To do
Print the material below line for line without changing anything, and omit the pictures.

--- START Material provided ---

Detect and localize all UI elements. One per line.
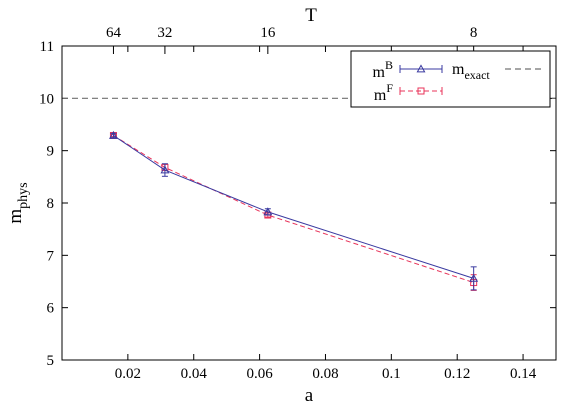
- series-mf-line: [113, 135, 474, 284]
- legend-label-mb-sup: B: [385, 58, 393, 72]
- series-mb-line: [113, 135, 474, 279]
- legend-label-mb: mB: [373, 58, 393, 81]
- x-tick-label: 0.14: [510, 366, 537, 382]
- y-tick-label: 5: [47, 353, 55, 369]
- series-mb-point: [469, 273, 479, 282]
- y-axis-title-sub: phys: [16, 182, 31, 208]
- legend: mB mF mexact: [350, 50, 551, 108]
- series-mb-point: [109, 130, 118, 139]
- y-axis-title-main: m: [5, 209, 26, 224]
- legend-sample-mb-marker: [416, 64, 426, 73]
- x-tick-label: 0.1: [382, 366, 401, 382]
- top-tick-label: 64: [106, 25, 122, 41]
- legend-sample-mb: [399, 64, 443, 73]
- series-mb-point: [160, 165, 170, 174]
- x-tick-label: 0.04: [181, 366, 208, 382]
- x-tick-label: 0.06: [246, 366, 273, 382]
- legend-label-mf: mF: [374, 81, 393, 104]
- y-tick-label: 7: [47, 248, 55, 264]
- ticks-layer: 0.02 0.04 0.06 0.08 0.1 0.12 0.14 5 6 7 8 9 10 11 64 32…: [39, 25, 556, 382]
- x-axis-title: a: [305, 385, 314, 406]
- legend-box: [350, 50, 551, 108]
- data-layer: [62, 97, 556, 291]
- y-axis-title: mphys: [5, 182, 31, 223]
- x-tick-label: 0.12: [444, 366, 470, 382]
- y-tick-label: 6: [47, 301, 55, 317]
- legend-label-mexact: mexact: [452, 61, 490, 82]
- legend-label-mexact-sub: exact: [464, 68, 490, 82]
- top-tick-label: 32: [157, 25, 172, 41]
- x-tick-label: 0.02: [115, 366, 141, 382]
- legend-label-mf-sup: F: [386, 81, 393, 95]
- top-tick-label: 16: [260, 25, 276, 41]
- legend-label-mexact-main: m: [452, 61, 465, 78]
- x-tick-label: 0.08: [312, 366, 338, 382]
- legend-label-mf-main: m: [374, 87, 387, 104]
- legend-sample-mf-marker: [417, 87, 425, 95]
- plot-frame: [61, 45, 557, 361]
- y-tick-label: 9: [47, 144, 55, 160]
- top-axis-title: T: [305, 5, 317, 26]
- top-tick-label: 8: [470, 25, 478, 41]
- y-tick-label: 8: [47, 196, 55, 212]
- legend-sample-mf: [399, 87, 443, 95]
- series-mb-point: [263, 207, 273, 216]
- y-tick-label: 10: [39, 91, 54, 107]
- y-tick-label: 11: [40, 39, 54, 55]
- legend-label-mb-main: m: [373, 64, 386, 81]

--- END Material provided ---

Final result
Detect and localize all UI elements. One per line.
- series-mf-line: [113, 135, 474, 284]
- legend-label-mb-sup: B: [385, 58, 393, 72]
- series-mb-line: [113, 135, 474, 279]
- legend-label-mb: mB: [373, 58, 393, 81]
- x-tick-label: 0.14: [510, 366, 537, 382]
- y-tick-label: 5: [47, 353, 55, 369]
- series-mb-point: [469, 273, 479, 282]
- y-axis-title-sub: phys: [16, 182, 31, 208]
- legend: mB mF mexact: [350, 50, 551, 108]
- series-mb-point: [109, 130, 118, 139]
- y-axis-title-main: m: [5, 209, 26, 224]
- legend-sample-mb-marker: [416, 64, 426, 73]
- x-tick-label: 0.1: [382, 366, 401, 382]
- top-tick-label: 64: [106, 25, 122, 41]
- legend-sample-mb: [399, 64, 443, 73]
- series-mb-point: [160, 165, 170, 174]
- x-tick-label: 0.04: [181, 366, 208, 382]
- x-tick-label: 0.06: [246, 366, 273, 382]
- legend-label-mf: mF: [374, 81, 393, 104]
- y-tick-label: 7: [47, 248, 55, 264]
- ticks-layer: 0.02 0.04 0.06 0.08 0.1 0.12 0.14 5 6 7 8 9 10 11 64 32…: [39, 25, 556, 382]
- x-axis-title: a: [305, 385, 314, 406]
- legend-box: [350, 50, 551, 108]
- data-layer: [62, 97, 556, 291]
- y-axis-title: mphys: [5, 182, 31, 223]
- x-tick-label: 0.12: [444, 366, 470, 382]
- y-tick-label: 6: [47, 301, 55, 317]
- legend-label-mexact: mexact: [452, 61, 490, 82]
- legend-label-mexact-sub: exact: [464, 68, 490, 82]
- top-tick-label: 32: [157, 25, 172, 41]
- x-tick-label: 0.02: [115, 366, 141, 382]
- legend-label-mf-sup: F: [386, 81, 393, 95]
- top-tick-label: 16: [260, 25, 276, 41]
- legend-label-mexact-main: m: [452, 61, 465, 78]
- x-tick-label: 0.08: [312, 366, 338, 382]
- legend-label-mf-main: m: [374, 87, 387, 104]
- legend-sample-mf-marker: [417, 87, 425, 95]
- plot-frame: [61, 45, 557, 361]
- y-tick-label: 9: [47, 144, 55, 160]
- top-axis-title: T: [305, 5, 317, 26]
- top-tick-label: 8: [470, 25, 478, 41]
- y-tick-label: 8: [47, 196, 55, 212]
- legend-sample-mf: [399, 87, 443, 95]
- series-mb-point: [263, 207, 273, 216]
- y-tick-label: 10: [39, 91, 54, 107]
- y-tick-label: 11: [40, 39, 54, 55]
- legend-label-mb-main: m: [373, 64, 386, 81]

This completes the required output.